### RECORDED DATA ###
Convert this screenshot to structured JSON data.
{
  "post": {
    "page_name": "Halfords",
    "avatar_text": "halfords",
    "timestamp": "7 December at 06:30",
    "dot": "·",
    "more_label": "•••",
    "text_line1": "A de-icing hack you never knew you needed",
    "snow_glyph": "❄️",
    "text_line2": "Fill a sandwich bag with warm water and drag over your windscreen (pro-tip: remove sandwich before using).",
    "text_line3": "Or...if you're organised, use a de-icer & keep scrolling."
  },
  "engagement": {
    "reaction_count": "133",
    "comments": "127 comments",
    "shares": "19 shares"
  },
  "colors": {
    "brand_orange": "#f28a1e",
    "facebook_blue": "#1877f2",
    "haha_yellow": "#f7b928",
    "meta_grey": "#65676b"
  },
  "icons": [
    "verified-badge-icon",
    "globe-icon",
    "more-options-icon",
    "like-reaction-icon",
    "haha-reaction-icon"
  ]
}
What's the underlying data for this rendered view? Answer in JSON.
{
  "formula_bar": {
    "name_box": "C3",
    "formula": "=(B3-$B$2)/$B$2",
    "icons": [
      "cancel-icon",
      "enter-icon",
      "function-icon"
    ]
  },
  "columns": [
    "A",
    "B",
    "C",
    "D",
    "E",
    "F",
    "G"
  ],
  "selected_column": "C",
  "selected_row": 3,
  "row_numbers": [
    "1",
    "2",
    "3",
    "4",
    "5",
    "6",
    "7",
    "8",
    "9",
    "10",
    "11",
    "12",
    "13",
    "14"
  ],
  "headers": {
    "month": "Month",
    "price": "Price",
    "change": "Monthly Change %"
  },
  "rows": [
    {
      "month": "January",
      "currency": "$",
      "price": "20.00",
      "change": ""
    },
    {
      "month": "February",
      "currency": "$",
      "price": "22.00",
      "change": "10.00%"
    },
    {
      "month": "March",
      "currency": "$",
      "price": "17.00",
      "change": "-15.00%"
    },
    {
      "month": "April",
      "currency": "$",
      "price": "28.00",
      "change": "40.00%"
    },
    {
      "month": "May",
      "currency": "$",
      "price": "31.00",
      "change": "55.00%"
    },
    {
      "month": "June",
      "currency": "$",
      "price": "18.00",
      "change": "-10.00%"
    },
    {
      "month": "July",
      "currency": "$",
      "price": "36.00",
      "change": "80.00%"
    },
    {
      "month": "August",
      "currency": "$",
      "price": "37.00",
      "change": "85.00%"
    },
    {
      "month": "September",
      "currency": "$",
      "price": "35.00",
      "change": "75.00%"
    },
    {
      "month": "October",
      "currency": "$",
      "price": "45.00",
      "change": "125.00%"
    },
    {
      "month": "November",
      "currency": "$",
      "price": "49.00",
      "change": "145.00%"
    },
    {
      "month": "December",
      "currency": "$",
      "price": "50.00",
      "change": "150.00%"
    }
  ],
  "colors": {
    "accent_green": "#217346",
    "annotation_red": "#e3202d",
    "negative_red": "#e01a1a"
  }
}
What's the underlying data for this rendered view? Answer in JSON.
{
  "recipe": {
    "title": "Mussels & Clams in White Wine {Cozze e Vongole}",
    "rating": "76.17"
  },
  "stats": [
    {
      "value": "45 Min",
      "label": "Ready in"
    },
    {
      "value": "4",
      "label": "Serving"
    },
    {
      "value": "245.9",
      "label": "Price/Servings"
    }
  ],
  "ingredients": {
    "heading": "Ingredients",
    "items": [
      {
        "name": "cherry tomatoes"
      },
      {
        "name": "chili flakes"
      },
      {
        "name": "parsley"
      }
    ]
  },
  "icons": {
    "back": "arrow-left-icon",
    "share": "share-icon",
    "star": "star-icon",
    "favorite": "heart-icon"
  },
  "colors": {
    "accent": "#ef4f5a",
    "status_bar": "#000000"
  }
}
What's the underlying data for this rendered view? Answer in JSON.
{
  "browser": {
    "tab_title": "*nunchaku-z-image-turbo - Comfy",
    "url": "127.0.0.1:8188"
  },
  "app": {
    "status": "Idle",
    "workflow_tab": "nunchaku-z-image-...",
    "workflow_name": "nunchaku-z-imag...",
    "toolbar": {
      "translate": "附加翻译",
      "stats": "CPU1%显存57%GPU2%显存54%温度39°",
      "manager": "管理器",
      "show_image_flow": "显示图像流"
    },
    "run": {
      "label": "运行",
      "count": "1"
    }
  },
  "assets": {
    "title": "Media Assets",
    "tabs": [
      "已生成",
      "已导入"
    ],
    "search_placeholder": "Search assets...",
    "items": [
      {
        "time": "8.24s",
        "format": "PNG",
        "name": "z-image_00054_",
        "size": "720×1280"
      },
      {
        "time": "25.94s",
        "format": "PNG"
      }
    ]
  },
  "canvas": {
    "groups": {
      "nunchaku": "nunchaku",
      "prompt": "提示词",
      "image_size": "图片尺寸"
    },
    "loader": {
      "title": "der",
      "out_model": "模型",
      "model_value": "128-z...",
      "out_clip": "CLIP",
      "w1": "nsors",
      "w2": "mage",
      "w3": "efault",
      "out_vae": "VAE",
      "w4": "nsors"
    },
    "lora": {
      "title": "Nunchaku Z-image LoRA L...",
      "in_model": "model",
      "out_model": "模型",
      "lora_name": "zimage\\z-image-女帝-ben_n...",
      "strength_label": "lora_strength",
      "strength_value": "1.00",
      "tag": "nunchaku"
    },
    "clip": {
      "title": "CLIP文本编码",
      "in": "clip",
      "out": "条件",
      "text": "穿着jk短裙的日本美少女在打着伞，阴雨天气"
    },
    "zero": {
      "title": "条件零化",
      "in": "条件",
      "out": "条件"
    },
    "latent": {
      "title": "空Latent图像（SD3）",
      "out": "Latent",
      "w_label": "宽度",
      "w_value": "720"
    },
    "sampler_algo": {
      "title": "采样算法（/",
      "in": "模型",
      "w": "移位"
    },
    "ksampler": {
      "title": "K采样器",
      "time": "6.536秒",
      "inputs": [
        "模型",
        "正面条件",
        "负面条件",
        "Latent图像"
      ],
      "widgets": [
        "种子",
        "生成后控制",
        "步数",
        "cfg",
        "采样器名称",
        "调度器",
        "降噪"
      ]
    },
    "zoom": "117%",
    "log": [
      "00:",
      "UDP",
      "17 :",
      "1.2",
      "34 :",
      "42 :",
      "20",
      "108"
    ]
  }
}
###
EXERCISE INSTRUCTIONS: Reproduce the material exactly, with every line intact.

SOLVED PROBLEM:
Convert this screenshot to structured JSON data.
{
  "post": {
    "page_name": "Halfords",
    "avatar_text": "halfords",
    "timestamp": "7 December at 06:30",
    "dot": "·",
    "more_label": "•••",
    "text_line1": "A de-icing hack you never knew you needed",
    "snow_glyph": "❄️",
    "text_line2": "Fill a sandwich bag with warm water and drag over your windscreen (pro-tip: remove sandwich before using).",
    "text_line3": "Or...if you're organised, use a de-icer & keep scrolling."
  },
  "engagement": {
    "reaction_count": "133",
    "comments": "127 comments",
    "shares": "19 shares"
  },
  "colors": {
    "brand_orange": "#f28a1e",
    "facebook_blue": "#1877f2",
    "haha_yellow": "#f7b928",
    "meta_grey": "#65676b"
  },
  "icons": [
    "verified-badge-icon",
    "globe-icon",
    "more-options-icon",
    "like-reaction-icon",
    "haha-reaction-icon"
  ]
}
What's the underlying data for this rendered view? Answer in JSON.
{
  "formula_bar": {
    "name_box": "C3",
    "formula": "=(B3-$B$2)/$B$2",
    "icons": [
      "cancel-icon",
      "enter-icon",
      "function-icon"
    ]
  },
  "columns": [
    "A",
    "B",
    "C",
    "D",
    "E",
    "F",
    "G"
  ],
  "selected_column": "C",
  "selected_row": 3,
  "row_numbers": [
    "1",
    "2",
    "3",
    "4",
    "5",
    "6",
    "7",
    "8",
    "9",
    "10",
    "11",
    "12",
    "13",
    "14"
  ],
  "headers": {
    "month": "Month",
    "price": "Price",
    "change": "Monthly Change %"
  },
  "rows": [
    {
      "month": "January",
      "currency": "$",
      "price": "20.00",
      "change": ""
    },
    {
      "month": "February",
      "currency": "$",
      "price": "22.00",
      "change": "10.00%"
    },
    {
      "month": "March",
      "currency": "$",
      "price": "17.00",
      "change": "-15.00%"
    },
    {
      "month": "April",
      "currency": "$",
      "price": "28.00",
      "change": "40.00%"
    },
    {
      "month": "May",
      "currency": "$",
      "price": "31.00",
      "change": "55.00%"
    },
    {
      "month": "June",
      "currency": "$",
      "price": "18.00",
      "change": "-10.00%"
    },
    {
      "month": "July",
      "currency": "$",
      "price": "36.00",
      "change": "80.00%"
    },
    {
      "month": "August",
      "currency": "$",
      "price": "37.00",
      "change": "85.00%"
    },
    {
      "month": "September",
      "currency": "$",
      "price": "35.00",
      "change": "75.00%"
    },
    {
      "month": "October",
      "currency": "$",
      "price": "45.00",
      "change": "125.00%"
    },
    {
      "month": "November",
      "currency": "$",
      "price": "49.00",
      "change": "145.00%"
    },
    {
      "month": "December",
      "currency": "$",
      "price": "50.00",
      "change": "150.00%"
    }
  ],
  "colors": {
    "accent_green": "#217346",
    "annotation_red": "#e3202d",
    "negative_red": "#e01a1a"
  }
}
What's the underlying data for this rendered view? Answer in JSON.
{
  "recipe": {
    "title": "Mussels & Clams in White Wine {Cozze e Vongole}",
    "rating": "76.17"
  },
  "stats": [
    {
      "value": "45 Min",
      "label": "Ready in"
    },
    {
      "value": "4",
      "label": "Serving"
    },
    {
      "value": "245.9",
      "label": "Price/Servings"
    }
  ],
  "ingredients": {
    "heading": "Ingredients",
    "items": [
      {
        "name": "cherry tomatoes"
      },
      {
        "name": "chili flakes"
      },
      {
        "name": "parsley"
      }
    ]
  },
  "icons": {
    "back": "arrow-left-icon",
    "share": "share-icon",
    "star": "star-icon",
    "favorite": "heart-icon"
  },
  "colors": {
    "accent": "#ef4f5a",
    "status_bar": "#000000"
  }
}
What's the underlying data for this rendered view? Answer in JSON.
{
  "browser": {
    "tab_title": "*nunchaku-z-image-turbo - Comfy",
    "url": "127.0.0.1:8188"
  },
  "app": {
    "status": "Idle",
    "workflow_tab": "nunchaku-z-image-...",
    "workflow_name": "nunchaku-z-imag...",
    "toolbar": {
      "translate": "附加翻译",
      "stats": "CPU1%显存57%GPU2%显存54%温度39°",
      "manager": "管理器",
      "show_image_flow": "显示图像流"
    },
    "run": {
      "label": "运行",
      "count": "1"
    }
  },
  "assets": {
    "title": "Media Assets",
    "tabs": [
      "已生成",
      "已导入"
    ],
    "search_placeholder": "Search assets...",
    "items": [
      {
        "time": "8.24s",
        "format": "PNG",
        "name": "z-image_00054_",
        "size": "720×1280"
      },
      {
        "time": "25.94s",
        "format": "PNG"
      }
    ]
  },
  "canvas": {
    "groups": {
      "nunchaku": "nunchaku",
      "prompt": "提示词",
      "image_size": "图片尺寸"
    },
    "loader": {
      "title": "der",
      "out_model": "模型",
      "model_value": "128-z...",
      "out_clip": "CLIP",
      "w1": "nsors",
      "w2": "mage",
      "w3": "efault",
      "out_vae": "VAE",
      "w4": "nsors"
    },
    "lora": {
      "title": "Nunchaku Z-image LoRA L...",
      "in_model": "model",
      "out_model": "模型",
      "lora_name": "zimage\\z-image-女帝-ben_n...",
      "strength_label": "lora_strength",
      "strength_value": "1.00",
      "tag": "nunchaku"
    },
    "clip": {
      "title": "CLIP文本编码",
      "in": "clip",
      "out": "条件",
      "text": "穿着jk短裙的日本美少女在打着伞，阴雨天气"
    },
    "zero": {
      "title": "条件零化",
      "in": "条件",
      "out": "条件"
    },
    "latent": {
      "title": "空Latent图像（SD3）",
      "out": "Latent",
      "w_label": "宽度",
      "w_value": "720"
    },
    "sampler_algo": {
      "title": "采样算法（/",
      "in": "模型",
      "w": "移位"
    },
    "ksampler": {
      "title": "K采样器",
      "time": "6.536秒",
      "inputs": [
        "模型",
        "正面条件",
        "负面条件",
        "Latent图像"
      ],
      "widgets": [
        "种子",
        "生成后控制",
        "步数",
        "cfg",
        "采样器名称",
        "调度器",
        "降噪"
      ]
    },
    "zoom": "117%",
    "log": [
      "00:",
      "UDP",
      "17 :",
      "1.2",
      "34 :",
      "42 :",
      "20",
      "108"
    ]
  }
}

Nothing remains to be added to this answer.